** Start of Task input **

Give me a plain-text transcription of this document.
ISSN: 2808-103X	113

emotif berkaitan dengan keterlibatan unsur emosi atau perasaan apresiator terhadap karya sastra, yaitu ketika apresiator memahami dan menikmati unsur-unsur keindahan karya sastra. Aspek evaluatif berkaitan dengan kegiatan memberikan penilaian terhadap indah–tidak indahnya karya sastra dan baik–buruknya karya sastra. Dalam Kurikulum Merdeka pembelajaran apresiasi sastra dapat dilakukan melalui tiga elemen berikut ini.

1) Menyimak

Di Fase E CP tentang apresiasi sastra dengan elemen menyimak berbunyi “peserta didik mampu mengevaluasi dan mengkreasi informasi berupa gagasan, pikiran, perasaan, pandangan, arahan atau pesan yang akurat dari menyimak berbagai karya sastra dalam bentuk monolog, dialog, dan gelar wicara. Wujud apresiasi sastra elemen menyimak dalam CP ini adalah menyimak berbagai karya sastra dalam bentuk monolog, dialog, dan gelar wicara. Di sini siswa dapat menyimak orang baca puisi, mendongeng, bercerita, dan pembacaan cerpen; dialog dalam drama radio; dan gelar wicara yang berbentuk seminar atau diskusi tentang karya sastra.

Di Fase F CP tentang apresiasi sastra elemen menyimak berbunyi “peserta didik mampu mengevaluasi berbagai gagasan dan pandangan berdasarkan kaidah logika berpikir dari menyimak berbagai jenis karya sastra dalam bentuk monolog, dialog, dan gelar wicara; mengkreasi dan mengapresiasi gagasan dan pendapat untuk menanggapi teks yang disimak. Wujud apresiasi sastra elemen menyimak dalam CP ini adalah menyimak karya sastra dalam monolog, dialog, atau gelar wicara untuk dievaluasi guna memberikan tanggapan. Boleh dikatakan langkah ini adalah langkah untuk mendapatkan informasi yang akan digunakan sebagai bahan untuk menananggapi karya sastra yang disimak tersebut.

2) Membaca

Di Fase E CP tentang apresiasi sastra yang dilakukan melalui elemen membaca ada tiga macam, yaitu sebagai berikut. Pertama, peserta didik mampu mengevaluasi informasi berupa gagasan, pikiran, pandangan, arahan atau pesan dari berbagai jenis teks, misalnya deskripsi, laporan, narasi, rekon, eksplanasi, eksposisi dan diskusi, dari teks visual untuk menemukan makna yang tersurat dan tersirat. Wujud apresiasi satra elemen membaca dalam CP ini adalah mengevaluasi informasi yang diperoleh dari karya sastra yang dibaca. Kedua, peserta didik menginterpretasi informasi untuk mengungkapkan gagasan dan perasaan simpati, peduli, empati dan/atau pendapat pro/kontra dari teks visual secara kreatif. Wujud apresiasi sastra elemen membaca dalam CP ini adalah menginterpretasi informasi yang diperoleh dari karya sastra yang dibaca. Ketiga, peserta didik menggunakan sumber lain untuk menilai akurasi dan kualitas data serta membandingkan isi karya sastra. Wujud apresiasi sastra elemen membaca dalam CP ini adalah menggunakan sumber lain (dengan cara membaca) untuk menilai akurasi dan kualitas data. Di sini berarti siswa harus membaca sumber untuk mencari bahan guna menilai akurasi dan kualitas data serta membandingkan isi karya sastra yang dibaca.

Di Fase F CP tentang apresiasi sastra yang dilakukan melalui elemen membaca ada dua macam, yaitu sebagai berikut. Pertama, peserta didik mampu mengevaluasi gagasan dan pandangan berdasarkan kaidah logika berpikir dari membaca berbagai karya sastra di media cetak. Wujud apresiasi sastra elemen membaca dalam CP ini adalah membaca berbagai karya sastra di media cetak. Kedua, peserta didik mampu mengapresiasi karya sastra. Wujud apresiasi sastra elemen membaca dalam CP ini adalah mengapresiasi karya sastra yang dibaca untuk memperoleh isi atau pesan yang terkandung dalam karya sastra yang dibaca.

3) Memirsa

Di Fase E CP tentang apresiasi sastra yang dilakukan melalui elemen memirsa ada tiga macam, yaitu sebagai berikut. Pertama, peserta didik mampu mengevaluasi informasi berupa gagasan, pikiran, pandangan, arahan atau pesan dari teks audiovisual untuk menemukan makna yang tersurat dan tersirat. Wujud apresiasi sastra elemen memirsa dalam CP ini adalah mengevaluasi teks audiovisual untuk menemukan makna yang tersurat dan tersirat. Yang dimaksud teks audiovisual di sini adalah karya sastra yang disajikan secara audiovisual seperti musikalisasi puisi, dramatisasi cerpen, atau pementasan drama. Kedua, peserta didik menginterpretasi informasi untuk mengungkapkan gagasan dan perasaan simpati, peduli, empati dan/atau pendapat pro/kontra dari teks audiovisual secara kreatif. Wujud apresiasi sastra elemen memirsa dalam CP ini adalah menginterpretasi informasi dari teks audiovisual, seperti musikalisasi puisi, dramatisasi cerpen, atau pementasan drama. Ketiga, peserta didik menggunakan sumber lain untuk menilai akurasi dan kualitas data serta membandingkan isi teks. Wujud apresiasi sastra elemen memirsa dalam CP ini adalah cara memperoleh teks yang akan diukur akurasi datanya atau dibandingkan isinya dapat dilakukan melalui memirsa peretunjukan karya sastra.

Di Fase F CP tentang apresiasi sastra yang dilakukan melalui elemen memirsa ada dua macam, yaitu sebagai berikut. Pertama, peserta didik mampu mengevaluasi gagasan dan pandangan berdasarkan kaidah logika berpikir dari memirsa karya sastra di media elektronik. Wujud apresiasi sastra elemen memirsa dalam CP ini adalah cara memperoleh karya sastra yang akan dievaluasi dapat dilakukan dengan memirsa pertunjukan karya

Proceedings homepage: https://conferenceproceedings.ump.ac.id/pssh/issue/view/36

** End of Task input **

**Problem to solve**.
Copy all of the data exactly.

**The completed task**.
Give me a plain-text transcription of this document.
ISSN: 2808-103X	113

emotif berkaitan dengan keterlibatan unsur emosi atau perasaan apresiator terhadap karya sastra, yaitu ketika apresiator memahami dan menikmati unsur-unsur keindahan karya sastra. Aspek evaluatif berkaitan dengan kegiatan memberikan penilaian terhadap indah–tidak indahnya karya sastra dan baik–buruknya karya sastra. Dalam Kurikulum Merdeka pembelajaran apresiasi sastra dapat dilakukan melalui tiga elemen berikut ini.

1) Menyimak

Di Fase E CP tentang apresiasi sastra dengan elemen menyimak berbunyi “peserta didik mampu mengevaluasi dan mengkreasi informasi berupa gagasan, pikiran, perasaan, pandangan, arahan atau pesan yang akurat dari menyimak berbagai karya sastra dalam bentuk monolog, dialog, dan gelar wicara. Wujud apresiasi sastra elemen menyimak dalam CP ini adalah menyimak berbagai karya sastra dalam bentuk monolog, dialog, dan gelar wicara. Di sini siswa dapat menyimak orang baca puisi, mendongeng, bercerita, dan pembacaan cerpen; dialog dalam drama radio; dan gelar wicara yang berbentuk seminar atau diskusi tentang karya sastra.

Di Fase F CP tentang apresiasi sastra elemen menyimak berbunyi “peserta didik mampu mengevaluasi berbagai gagasan dan pandangan berdasarkan kaidah logika berpikir dari menyimak berbagai jenis karya sastra dalam bentuk monolog, dialog, dan gelar wicara; mengkreasi dan mengapresiasi gagasan dan pendapat untuk menanggapi teks yang disimak. Wujud apresiasi sastra elemen menyimak dalam CP ini adalah menyimak karya sastra dalam monolog, dialog, atau gelar wicara untuk dievaluasi guna memberikan tanggapan. Boleh dikatakan langkah ini adalah langkah untuk mendapatkan informasi yang akan digunakan sebagai bahan untuk menananggapi karya sastra yang disimak tersebut.

2) Membaca

Di Fase E CP tentang apresiasi sastra yang dilakukan melalui elemen membaca ada tiga macam, yaitu sebagai berikut. Pertama, peserta didik mampu mengevaluasi informasi berupa gagasan, pikiran, pandangan, arahan atau pesan dari berbagai jenis teks, misalnya deskripsi, laporan, narasi, rekon, eksplanasi, eksposisi dan diskusi, dari teks visual untuk menemukan makna yang tersurat dan tersirat. Wujud apresiasi satra elemen membaca dalam CP ini adalah mengevaluasi informasi yang diperoleh dari karya sastra yang dibaca. Kedua, peserta didik menginterpretasi informasi untuk mengungkapkan gagasan dan perasaan simpati, peduli, empati dan/atau pendapat pro/kontra dari teks visual secara kreatif. Wujud apresiasi sastra elemen membaca dalam CP ini adalah menginterpretasi informasi yang diperoleh dari karya sastra yang dibaca. Ketiga, peserta didik menggunakan sumber lain untuk menilai akurasi dan kualitas data serta membandingkan isi karya sastra. Wujud apresiasi sastra elemen membaca dalam CP ini adalah menggunakan sumber lain (dengan cara membaca) untuk menilai akurasi dan kualitas data. Di sini berarti siswa harus membaca sumber untuk mencari bahan guna menilai akurasi dan kualitas data serta membandingkan isi karya sastra yang dibaca.

Di Fase F CP tentang apresiasi sastra yang dilakukan melalui elemen membaca ada dua macam, yaitu sebagai berikut. Pertama, peserta didik mampu mengevaluasi gagasan dan pandangan berdasarkan kaidah logika berpikir dari membaca berbagai karya sastra di media cetak. Wujud apresiasi sastra elemen membaca dalam CP ini adalah membaca berbagai karya sastra di media cetak. Kedua, peserta didik mampu mengapresiasi karya sastra. Wujud apresiasi sastra elemen membaca dalam CP ini adalah mengapresiasi karya sastra yang dibaca untuk memperoleh isi atau pesan yang terkandung dalam karya sastra yang dibaca.

3) Memirsa

Di Fase E CP tentang apresiasi sastra yang dilakukan melalui elemen memirsa ada tiga macam, yaitu sebagai berikut. Pertama, peserta didik mampu mengevaluasi informasi berupa gagasan, pikiran, pandangan, arahan atau pesan dari teks audiovisual untuk menemukan makna yang tersurat dan tersirat. Wujud apresiasi sastra elemen memirsa dalam CP ini adalah mengevaluasi teks audiovisual untuk menemukan makna yang tersurat dan tersirat. Yang dimaksud teks audiovisual di sini adalah karya sastra yang disajikan secara audiovisual seperti musikalisasi puisi, dramatisasi cerpen, atau pementasan drama. Kedua, peserta didik menginterpretasi informasi untuk mengungkapkan gagasan dan perasaan simpati, peduli, empati dan/atau pendapat pro/kontra dari teks audiovisual secara kreatif. Wujud apresiasi sastra elemen memirsa dalam CP ini adalah menginterpretasi informasi dari teks audiovisual, seperti musikalisasi puisi, dramatisasi cerpen, atau pementasan drama. Ketiga, peserta didik menggunakan sumber lain untuk menilai akurasi dan kualitas data serta membandingkan isi teks. Wujud apresiasi sastra elemen memirsa dalam CP ini adalah cara memperoleh teks yang akan diukur akurasi datanya atau dibandingkan isinya dapat dilakukan melalui memirsa peretunjukan karya sastra.

Di Fase F CP tentang apresiasi sastra yang dilakukan melalui elemen memirsa ada dua macam, yaitu sebagai berikut. Pertama, peserta didik mampu mengevaluasi gagasan dan pandangan berdasarkan kaidah logika berpikir dari memirsa karya sastra di media elektronik. Wujud apresiasi sastra elemen memirsa dalam CP ini adalah cara memperoleh karya sastra yang akan dievaluasi dapat dilakukan dengan memirsa pertunjukan karya

Proceedings homepage: https://conferenceproceedings.ump.ac.id/pssh/issue/view/36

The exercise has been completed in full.